### What the task asks:
Without the images, output each record below as it stands.

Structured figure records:
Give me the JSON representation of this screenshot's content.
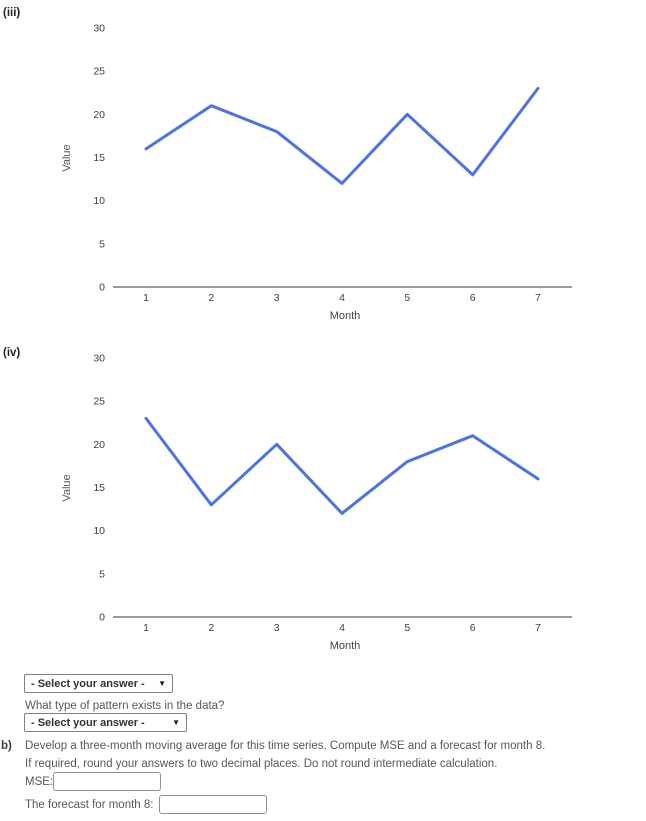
{
  "colors": {
    "line": "#4d72e4",
    "axis": "#9b9b9b",
    "tick_text": "#3f3f3f"
  },
  "icons": {
    "dropdown_arrow": "▼"
  },
  "chart_data": [
    {
      "type": "line",
      "panel_label": "(iii)",
      "x": [
        1,
        2,
        3,
        4,
        5,
        6,
        7
      ],
      "values": [
        16,
        21,
        18,
        12,
        20,
        13,
        23
      ],
      "title": "",
      "xlabel": "Month",
      "ylabel": "Value",
      "ylim": [
        0,
        30
      ],
      "yticks": [
        0,
        5,
        10,
        15,
        20,
        25,
        30
      ],
      "grid": false,
      "legend": "none"
    },
    {
      "type": "line",
      "panel_label": "(iv)",
      "x": [
        1,
        2,
        3,
        4,
        5,
        6,
        7
      ],
      "values": [
        23,
        13,
        20,
        12,
        18,
        21,
        16
      ],
      "title": "",
      "xlabel": "Month",
      "ylabel": "Value",
      "ylim": [
        0,
        30
      ],
      "yticks": [
        0,
        5,
        10,
        15,
        20,
        25,
        30
      ],
      "grid": false,
      "legend": "none"
    }
  ],
  "form": {
    "select_1": {
      "label": "- Select your answer -"
    },
    "question": "What type of pattern exists in the data?",
    "select_2": {
      "label": "- Select your answer -"
    },
    "part_b": {
      "marker": "b)",
      "instruction_line1": "Develop a three-month moving average for this time series. Compute MSE and a forecast for month 8.",
      "instruction_line2": "If required, round your answers to two decimal places. Do not round intermediate calculation.",
      "mse_label": "MSE:",
      "mse_value": "",
      "forecast_label": "The forecast for month 8:",
      "forecast_value": ""
    }
  }
}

### Written response:
Give me the JSON representation of this screenshot's content.
{
  "colors": {
    "line": "#4d72e4",
    "axis": "#9b9b9b",
    "tick_text": "#3f3f3f"
  },
  "icons": {
    "dropdown_arrow": "▼"
  },
  "chart_data": [
    {
      "type": "line",
      "panel_label": "(iii)",
      "x": [
        1,
        2,
        3,
        4,
        5,
        6,
        7
      ],
      "values": [
        16,
        21,
        18,
        12,
        20,
        13,
        23
      ],
      "title": "",
      "xlabel": "Month",
      "ylabel": "Value",
      "ylim": [
        0,
        30
      ],
      "yticks": [
        0,
        5,
        10,
        15,
        20,
        25,
        30
      ],
      "grid": false,
      "legend": "none"
    },
    {
      "type": "line",
      "panel_label": "(iv)",
      "x": [
        1,
        2,
        3,
        4,
        5,
        6,
        7
      ],
      "values": [
        23,
        13,
        20,
        12,
        18,
        21,
        16
      ],
      "title": "",
      "xlabel": "Month",
      "ylabel": "Value",
      "ylim": [
        0,
        30
      ],
      "yticks": [
        0,
        5,
        10,
        15,
        20,
        25,
        30
      ],
      "grid": false,
      "legend": "none"
    }
  ],
  "form": {
    "select_1": {
      "label": "- Select your answer -"
    },
    "question": "What type of pattern exists in the data?",
    "select_2": {
      "label": "- Select your answer -"
    },
    "part_b": {
      "marker": "b)",
      "instruction_line1": "Develop a three-month moving average for this time series. Compute MSE and a forecast for month 8.",
      "instruction_line2": "If required, round your answers to two decimal places. Do not round intermediate calculation.",
      "mse_label": "MSE:",
      "mse_value": "",
      "forecast_label": "The forecast for month 8:",
      "forecast_value": ""
    }
  }
}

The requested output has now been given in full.